⟨
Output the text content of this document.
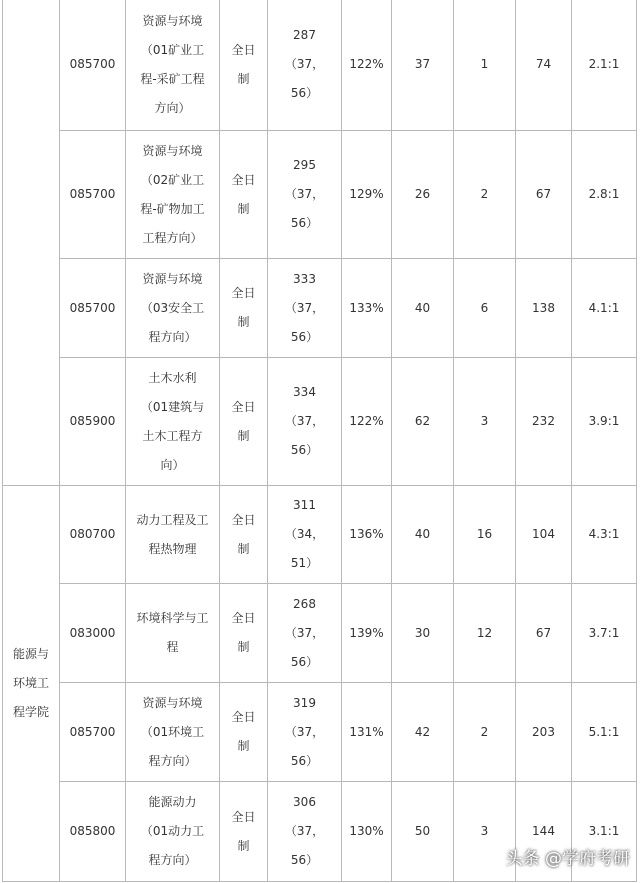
	085700	资源与环境
（01矿业工
程-采矿工程
方向）	全日
制	287
（37，
56）	122%	37	1	74	2.1:1
	085700	资源与环境
（02矿业工
程-矿物加工
工程方向）	全日
制	295
（37，
56）	129%	26	2	67	2.8:1
	085700	资源与环境
（03安全工
程方向）	全日
制	333
（37，
56）	133%	40	6	138	4.1:1
	085900	土木水利
（01建筑与
土木工程方
向）	全日
制	334
（37，
56）	122%	62	3	232	3.9:1

能源与
环境工
程学院	080700	动力工程及工
程热物理	全日
制	311
（34，
51）	136%	40	16	104	4.3:1
	083000	环境科学与工
程	全日
制	268
（37，
56）	139%	30	12	67	3.7:1
	085700	资源与环境
（01环境工
程方向）	全日
制	319
（37，
56）	131%	42	2	203	5.1:1
	085800	能源动力
（01动力工
程方向）	全日
制	306
（37，
56）	130%	50	3	144	3.1:1
头条 @学府考研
⟩
OBJECTIVE ->
Copy out all of the material exactly as written, without its pictures.

ANSWER BELOW ->
Output the text content of this document.
	085700	资源与环境
（01矿业工
程-采矿工程
方向）	全日
制	287
（37，
56）	122%	37	1	74	2.1:1
	085700	资源与环境
（02矿业工
程-矿物加工
工程方向）	全日
制	295
（37，
56）	129%	26	2	67	2.8:1
	085700	资源与环境
（03安全工
程方向）	全日
制	333
（37，
56）	133%	40	6	138	4.1:1
	085900	土木水利
（01建筑与
土木工程方
向）	全日
制	334
（37，
56）	122%	62	3	232	3.9:1

能源与
环境工
程学院	080700	动力工程及工
程热物理	全日
制	311
（34，
51）	136%	40	16	104	4.3:1
	083000	环境科学与工
程	全日
制	268
（37，
56）	139%	30	12	67	3.7:1
	085700	资源与环境
（01环境工
程方向）	全日
制	319
（37，
56）	131%	42	2	203	5.1:1
	085800	能源动力
（01动力工
程方向）	全日
制	306
（37，
56）	130%	50	3	144	3.1:1
头条 @学府考研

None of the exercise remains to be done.